▸ **Aim of the exercise**: In the entries below, count every line containing "martedì". Return the number and nothing else.

▸ **Recorded data**:

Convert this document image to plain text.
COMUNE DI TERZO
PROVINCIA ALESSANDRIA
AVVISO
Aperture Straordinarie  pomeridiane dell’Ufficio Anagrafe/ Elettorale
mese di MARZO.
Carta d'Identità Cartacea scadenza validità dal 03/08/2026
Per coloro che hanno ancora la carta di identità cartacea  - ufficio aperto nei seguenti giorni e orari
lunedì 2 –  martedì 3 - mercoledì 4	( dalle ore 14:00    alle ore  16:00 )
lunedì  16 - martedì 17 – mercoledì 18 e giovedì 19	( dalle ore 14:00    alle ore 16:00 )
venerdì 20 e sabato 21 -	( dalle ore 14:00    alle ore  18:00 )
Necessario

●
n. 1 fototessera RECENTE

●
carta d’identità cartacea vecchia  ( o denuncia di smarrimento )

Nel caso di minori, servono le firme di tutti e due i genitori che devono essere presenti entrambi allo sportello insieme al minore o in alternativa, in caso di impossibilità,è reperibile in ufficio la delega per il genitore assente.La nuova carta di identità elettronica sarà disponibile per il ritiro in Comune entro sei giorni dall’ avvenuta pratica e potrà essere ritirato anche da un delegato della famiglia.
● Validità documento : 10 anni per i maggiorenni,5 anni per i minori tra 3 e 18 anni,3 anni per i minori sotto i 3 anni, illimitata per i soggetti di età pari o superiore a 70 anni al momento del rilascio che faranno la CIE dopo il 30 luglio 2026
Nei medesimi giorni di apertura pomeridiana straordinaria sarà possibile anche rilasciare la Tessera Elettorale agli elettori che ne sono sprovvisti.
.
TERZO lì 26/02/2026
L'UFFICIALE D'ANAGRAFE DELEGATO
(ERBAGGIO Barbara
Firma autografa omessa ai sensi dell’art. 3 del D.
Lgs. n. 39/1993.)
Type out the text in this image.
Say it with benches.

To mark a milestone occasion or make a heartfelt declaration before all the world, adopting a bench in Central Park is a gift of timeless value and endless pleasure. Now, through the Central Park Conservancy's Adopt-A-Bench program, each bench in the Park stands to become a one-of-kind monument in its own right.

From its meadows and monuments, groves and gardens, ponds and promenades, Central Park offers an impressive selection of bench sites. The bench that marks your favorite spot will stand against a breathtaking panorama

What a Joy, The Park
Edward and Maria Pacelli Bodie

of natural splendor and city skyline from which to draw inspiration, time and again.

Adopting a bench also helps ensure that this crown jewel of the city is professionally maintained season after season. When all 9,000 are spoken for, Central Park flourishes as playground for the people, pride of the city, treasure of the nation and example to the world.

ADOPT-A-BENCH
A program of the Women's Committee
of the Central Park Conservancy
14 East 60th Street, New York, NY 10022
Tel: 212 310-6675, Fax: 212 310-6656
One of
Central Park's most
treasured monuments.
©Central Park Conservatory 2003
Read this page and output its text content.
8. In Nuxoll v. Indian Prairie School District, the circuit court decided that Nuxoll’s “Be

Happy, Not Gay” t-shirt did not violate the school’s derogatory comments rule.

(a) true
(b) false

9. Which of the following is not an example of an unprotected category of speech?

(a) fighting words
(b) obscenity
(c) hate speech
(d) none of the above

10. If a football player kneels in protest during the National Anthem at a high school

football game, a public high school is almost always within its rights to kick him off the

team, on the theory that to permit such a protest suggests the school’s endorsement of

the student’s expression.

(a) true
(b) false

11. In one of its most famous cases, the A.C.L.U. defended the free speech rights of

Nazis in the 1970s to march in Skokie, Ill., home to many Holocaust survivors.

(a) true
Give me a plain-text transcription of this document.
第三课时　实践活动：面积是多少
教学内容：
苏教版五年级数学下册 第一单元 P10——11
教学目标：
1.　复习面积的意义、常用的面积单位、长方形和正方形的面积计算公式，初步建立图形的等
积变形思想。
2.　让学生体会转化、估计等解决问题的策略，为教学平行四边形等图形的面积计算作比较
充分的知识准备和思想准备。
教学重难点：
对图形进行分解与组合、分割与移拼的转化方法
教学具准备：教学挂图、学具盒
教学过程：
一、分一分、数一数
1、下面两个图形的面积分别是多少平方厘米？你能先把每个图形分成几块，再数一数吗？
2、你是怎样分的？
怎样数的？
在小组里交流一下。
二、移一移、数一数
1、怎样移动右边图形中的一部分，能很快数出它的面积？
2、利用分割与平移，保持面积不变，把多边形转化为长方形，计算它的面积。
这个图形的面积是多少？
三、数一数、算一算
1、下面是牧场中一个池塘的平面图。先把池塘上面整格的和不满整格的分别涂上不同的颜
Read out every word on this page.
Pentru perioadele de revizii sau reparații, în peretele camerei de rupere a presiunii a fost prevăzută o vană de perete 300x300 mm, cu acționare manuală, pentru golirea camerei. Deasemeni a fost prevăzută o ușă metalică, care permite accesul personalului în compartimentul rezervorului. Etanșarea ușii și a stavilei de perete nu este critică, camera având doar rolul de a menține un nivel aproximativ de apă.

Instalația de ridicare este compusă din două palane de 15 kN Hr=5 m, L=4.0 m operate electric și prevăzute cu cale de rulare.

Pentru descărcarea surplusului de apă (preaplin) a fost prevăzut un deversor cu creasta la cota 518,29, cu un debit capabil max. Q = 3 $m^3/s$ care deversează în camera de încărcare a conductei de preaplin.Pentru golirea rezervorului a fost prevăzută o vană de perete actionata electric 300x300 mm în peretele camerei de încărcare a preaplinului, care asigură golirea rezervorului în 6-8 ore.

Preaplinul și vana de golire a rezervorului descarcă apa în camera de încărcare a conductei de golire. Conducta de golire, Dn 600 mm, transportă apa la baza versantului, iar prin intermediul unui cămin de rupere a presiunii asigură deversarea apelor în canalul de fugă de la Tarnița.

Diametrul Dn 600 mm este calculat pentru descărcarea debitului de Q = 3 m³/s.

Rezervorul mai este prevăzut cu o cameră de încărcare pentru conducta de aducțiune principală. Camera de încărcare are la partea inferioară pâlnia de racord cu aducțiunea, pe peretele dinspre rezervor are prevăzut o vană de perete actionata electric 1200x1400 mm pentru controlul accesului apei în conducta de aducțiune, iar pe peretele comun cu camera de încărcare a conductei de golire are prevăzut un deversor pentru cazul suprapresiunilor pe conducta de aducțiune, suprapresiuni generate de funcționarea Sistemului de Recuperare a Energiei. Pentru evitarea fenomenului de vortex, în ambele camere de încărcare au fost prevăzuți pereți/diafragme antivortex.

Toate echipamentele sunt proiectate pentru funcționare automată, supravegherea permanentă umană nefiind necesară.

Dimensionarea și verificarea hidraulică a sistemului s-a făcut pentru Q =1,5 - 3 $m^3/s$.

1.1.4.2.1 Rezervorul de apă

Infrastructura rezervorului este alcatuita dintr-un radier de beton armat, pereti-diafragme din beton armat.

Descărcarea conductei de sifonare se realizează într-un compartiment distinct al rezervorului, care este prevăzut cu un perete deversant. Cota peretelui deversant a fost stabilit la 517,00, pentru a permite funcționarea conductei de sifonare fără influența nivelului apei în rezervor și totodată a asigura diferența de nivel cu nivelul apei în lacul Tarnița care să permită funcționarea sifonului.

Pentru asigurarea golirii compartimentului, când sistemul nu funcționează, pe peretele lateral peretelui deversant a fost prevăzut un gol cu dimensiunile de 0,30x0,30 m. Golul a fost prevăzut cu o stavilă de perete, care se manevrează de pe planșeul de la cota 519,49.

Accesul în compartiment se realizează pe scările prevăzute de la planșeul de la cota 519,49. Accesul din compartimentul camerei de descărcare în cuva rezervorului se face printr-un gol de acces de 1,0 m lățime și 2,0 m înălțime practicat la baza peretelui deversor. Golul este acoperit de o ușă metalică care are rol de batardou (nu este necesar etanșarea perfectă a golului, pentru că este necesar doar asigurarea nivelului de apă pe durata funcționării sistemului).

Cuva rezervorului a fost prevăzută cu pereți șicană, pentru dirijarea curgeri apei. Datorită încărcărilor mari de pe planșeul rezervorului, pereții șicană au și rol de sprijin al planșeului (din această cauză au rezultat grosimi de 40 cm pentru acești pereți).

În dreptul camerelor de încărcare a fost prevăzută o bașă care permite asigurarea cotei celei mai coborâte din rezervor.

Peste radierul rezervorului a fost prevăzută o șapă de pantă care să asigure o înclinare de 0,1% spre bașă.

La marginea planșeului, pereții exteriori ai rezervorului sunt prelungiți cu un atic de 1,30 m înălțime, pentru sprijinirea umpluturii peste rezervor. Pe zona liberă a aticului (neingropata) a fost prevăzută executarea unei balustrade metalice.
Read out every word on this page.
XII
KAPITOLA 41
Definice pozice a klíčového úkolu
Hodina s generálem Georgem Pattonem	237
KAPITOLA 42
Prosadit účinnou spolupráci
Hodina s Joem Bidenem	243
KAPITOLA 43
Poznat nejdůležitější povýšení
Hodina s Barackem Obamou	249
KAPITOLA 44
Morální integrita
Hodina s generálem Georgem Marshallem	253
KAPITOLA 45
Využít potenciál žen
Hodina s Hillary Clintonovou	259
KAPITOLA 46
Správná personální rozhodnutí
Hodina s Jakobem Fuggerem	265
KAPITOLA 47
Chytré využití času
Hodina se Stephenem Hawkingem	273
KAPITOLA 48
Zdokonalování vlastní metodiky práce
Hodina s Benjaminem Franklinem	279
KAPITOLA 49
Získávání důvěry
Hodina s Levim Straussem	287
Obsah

▸ **Expected answer**: 2